• TO BE DONE: Scan the lines below for the word "Returner". Copy each line you find it in.

::: ROWS :::

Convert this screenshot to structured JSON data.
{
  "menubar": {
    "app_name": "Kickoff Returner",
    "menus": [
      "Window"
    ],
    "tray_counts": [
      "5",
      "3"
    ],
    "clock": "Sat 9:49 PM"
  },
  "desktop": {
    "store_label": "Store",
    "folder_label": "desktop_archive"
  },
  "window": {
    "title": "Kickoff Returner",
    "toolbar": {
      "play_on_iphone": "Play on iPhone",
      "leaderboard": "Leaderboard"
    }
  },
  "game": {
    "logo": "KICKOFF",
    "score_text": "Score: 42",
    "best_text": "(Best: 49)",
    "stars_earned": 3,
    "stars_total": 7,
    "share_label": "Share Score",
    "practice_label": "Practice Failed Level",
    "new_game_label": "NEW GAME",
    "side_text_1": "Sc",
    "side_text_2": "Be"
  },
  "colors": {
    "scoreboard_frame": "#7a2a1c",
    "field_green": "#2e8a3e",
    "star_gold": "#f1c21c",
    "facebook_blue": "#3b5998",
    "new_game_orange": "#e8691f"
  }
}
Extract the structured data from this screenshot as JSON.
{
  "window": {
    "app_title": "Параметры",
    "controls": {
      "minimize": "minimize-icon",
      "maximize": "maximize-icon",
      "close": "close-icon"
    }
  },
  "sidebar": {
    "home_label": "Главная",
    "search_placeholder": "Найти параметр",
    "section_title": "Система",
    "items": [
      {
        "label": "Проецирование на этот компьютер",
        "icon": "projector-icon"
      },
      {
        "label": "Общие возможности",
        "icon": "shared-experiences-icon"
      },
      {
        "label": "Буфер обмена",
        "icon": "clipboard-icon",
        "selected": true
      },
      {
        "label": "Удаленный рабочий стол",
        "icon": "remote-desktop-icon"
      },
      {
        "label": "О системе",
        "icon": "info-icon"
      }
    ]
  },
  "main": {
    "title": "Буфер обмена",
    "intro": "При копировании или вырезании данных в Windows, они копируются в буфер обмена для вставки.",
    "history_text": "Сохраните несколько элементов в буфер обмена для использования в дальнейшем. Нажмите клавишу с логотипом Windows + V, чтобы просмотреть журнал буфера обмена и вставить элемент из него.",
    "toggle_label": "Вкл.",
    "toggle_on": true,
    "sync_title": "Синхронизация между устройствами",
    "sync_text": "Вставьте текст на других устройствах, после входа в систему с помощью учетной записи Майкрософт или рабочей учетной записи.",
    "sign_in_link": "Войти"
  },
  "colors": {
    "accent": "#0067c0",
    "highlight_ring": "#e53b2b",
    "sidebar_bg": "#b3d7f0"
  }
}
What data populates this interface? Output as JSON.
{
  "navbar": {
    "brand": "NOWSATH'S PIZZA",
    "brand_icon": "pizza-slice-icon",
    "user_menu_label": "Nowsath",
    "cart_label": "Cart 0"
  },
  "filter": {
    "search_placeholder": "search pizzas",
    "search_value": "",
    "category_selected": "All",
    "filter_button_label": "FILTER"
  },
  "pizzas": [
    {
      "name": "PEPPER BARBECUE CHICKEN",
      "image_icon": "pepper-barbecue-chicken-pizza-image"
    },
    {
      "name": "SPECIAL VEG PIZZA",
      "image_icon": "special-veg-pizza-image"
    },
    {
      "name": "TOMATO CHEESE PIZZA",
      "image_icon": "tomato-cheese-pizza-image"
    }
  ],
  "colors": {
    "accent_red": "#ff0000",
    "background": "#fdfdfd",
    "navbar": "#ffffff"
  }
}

:::

• RESULT OF THE EXERCISE:
    "app_name": "Kickoff Returner",
    "title": "Kickoff Returner",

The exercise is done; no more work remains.